----- Dataset entries -----

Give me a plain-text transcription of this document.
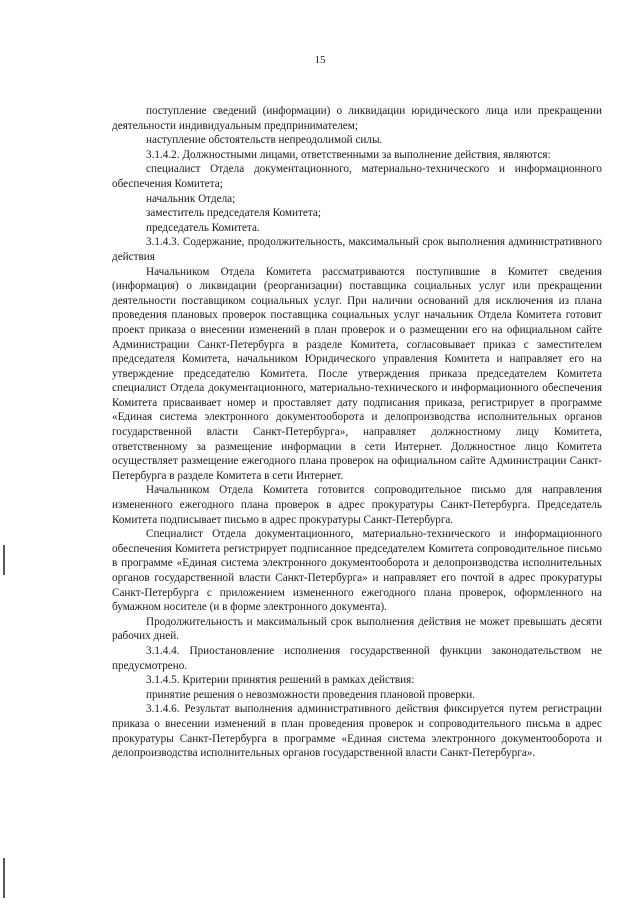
15

поступление сведений (информации) о ликвидации юридического лица или прекращении деятельности индивидуальным предпринимателем;

наступление обстоятельств непреодолимой силы.

3.1.4.2. Должностными лицами, ответственными за выполнение действия, являются:

специалист Отдела документационного, материально-технического и информационного обеспечения Комитета;

начальник Отдела;

заместитель председателя Комитета;

председатель Комитета.

3.1.4.3. Содержание, продолжительность, максимальный срок выполнения административного действия

Начальником Отдела Комитета рассматриваются поступившие в Комитет сведения (информация) о ликвидации (реорганизации) поставщика социальных услуг или прекращении деятельности поставщиком социальных услуг. При наличии оснований для исключения из плана проведения плановых проверок поставщика социальных услуг начальник Отдела Комитета готовит проект приказа о внесении изменений в план проверок и о размещении его на официальном сайте Администрации Санкт-Петербурга в разделе Комитета, согласовывает приказ с заместителем председателя Комитета, начальником Юридического управления Комитета и направляет его на утверждение председателю Комитета. После утверждения приказа председателем Комитета специалист Отдела документационного, материально-технического и информационного обеспечения Комитета присваивает номер и проставляет дату подписания приказа, регистрирует в программе «Единая система электронного документооборота и делопроизводства исполнительных органов государственной власти Санкт-Петербурга», направляет должностному лицу Комитета, ответственному за размещение информации в сети Интернет. Должностное лицо Комитета осуществляет размещение ежегодного плана проверок на официальном сайте Администрации Санкт-Петербурга в разделе Комитета в сети Интернет.

Начальником Отдела Комитета готовится сопроводительное письмо для направления измененного ежегодного плана проверок в адрес прокуратуры Санкт-Петербурга. Председатель Комитета подписывает письмо в адрес прокуратуры Санкт-Петербурга.

Специалист Отдела документационного, материально-технического и информационного обеспечения Комитета регистрирует подписанное председателем Комитета сопроводительное письмо в программе «Единая система электронного документооборота и делопроизводства исполнительных органов государственной власти Санкт-Петербурга» и направляет его почтой в адрес прокуратуры Санкт-Петербурга с приложением измененного ежегодного плана проверок, оформленного на бумажном носителе (и в форме электронного документа).

Продолжительность и максимальный срок выполнения действия не может превышать десяти рабочих дней.

3.1.4.4. Приостановление исполнения государственной функции законодательством не предусмотрено.

3.1.4.5. Критерии принятия решений в рамках действия:

принятие решения о невозможности проведения плановой проверки.

3.1.4.6. Результат выполнения административного действия фиксируется путем регистрации приказа о внесении изменений в план проведения проверок и сопроводительного письма в адрес прокуратуры Санкт-Петербурга в программе «Единая система электронного документооборота и делопроизводства исполнительных органов государственной власти Санкт-Петербурга».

-----

▶ [Challenge]:
Transcribe every entry word for word, but skip the pictures.

▶ [Correct answer]:
Give me a plain-text transcription of this document.
15

поступление сведений (информации) о ликвидации юридического лица или прекращении деятельности индивидуальным предпринимателем;

наступление обстоятельств непреодолимой силы.

3.1.4.2. Должностными лицами, ответственными за выполнение действия, являются:

специалист Отдела документационного, материально-технического и информационного обеспечения Комитета;

начальник Отдела;

заместитель председателя Комитета;

председатель Комитета.

3.1.4.3. Содержание, продолжительность, максимальный срок выполнения административного действия

Начальником Отдела Комитета рассматриваются поступившие в Комитет сведения (информация) о ликвидации (реорганизации) поставщика социальных услуг или прекращении деятельности поставщиком социальных услуг. При наличии оснований для исключения из плана проведения плановых проверок поставщика социальных услуг начальник Отдела Комитета готовит проект приказа о внесении изменений в план проверок и о размещении его на официальном сайте Администрации Санкт-Петербурга в разделе Комитета, согласовывает приказ с заместителем председателя Комитета, начальником Юридического управления Комитета и направляет его на утверждение председателю Комитета. После утверждения приказа председателем Комитета специалист Отдела документационного, материально-технического и информационного обеспечения Комитета присваивает номер и проставляет дату подписания приказа, регистрирует в программе «Единая система электронного документооборота и делопроизводства исполнительных органов государственной власти Санкт-Петербурга», направляет должностному лицу Комитета, ответственному за размещение информации в сети Интернет. Должностное лицо Комитета осуществляет размещение ежегодного плана проверок на официальном сайте Администрации Санкт-Петербурга в разделе Комитета в сети Интернет.

Начальником Отдела Комитета готовится сопроводительное письмо для направления измененного ежегодного плана проверок в адрес прокуратуры Санкт-Петербурга. Председатель Комитета подписывает письмо в адрес прокуратуры Санкт-Петербурга.

Специалист Отдела документационного, материально-технического и информационного обеспечения Комитета регистрирует подписанное председателем Комитета сопроводительное письмо в программе «Единая система электронного документооборота и делопроизводства исполнительных органов государственной власти Санкт-Петербурга» и направляет его почтой в адрес прокуратуры Санкт-Петербурга с приложением измененного ежегодного плана проверок, оформленного на бумажном носителе (и в форме электронного документа).

Продолжительность и максимальный срок выполнения действия не может превышать десяти рабочих дней.

3.1.4.4. Приостановление исполнения государственной функции законодательством не предусмотрено.

3.1.4.5. Критерии принятия решений в рамках действия:

принятие решения о невозможности проведения плановой проверки.

3.1.4.6. Результат выполнения административного действия фиксируется путем регистрации приказа о внесении изменений в план проведения проверок и сопроводительного письма в адрес прокуратуры Санкт-Петербурга в программе «Единая система электронного документооборота и делопроизводства исполнительных органов государственной власти Санкт-Петербурга».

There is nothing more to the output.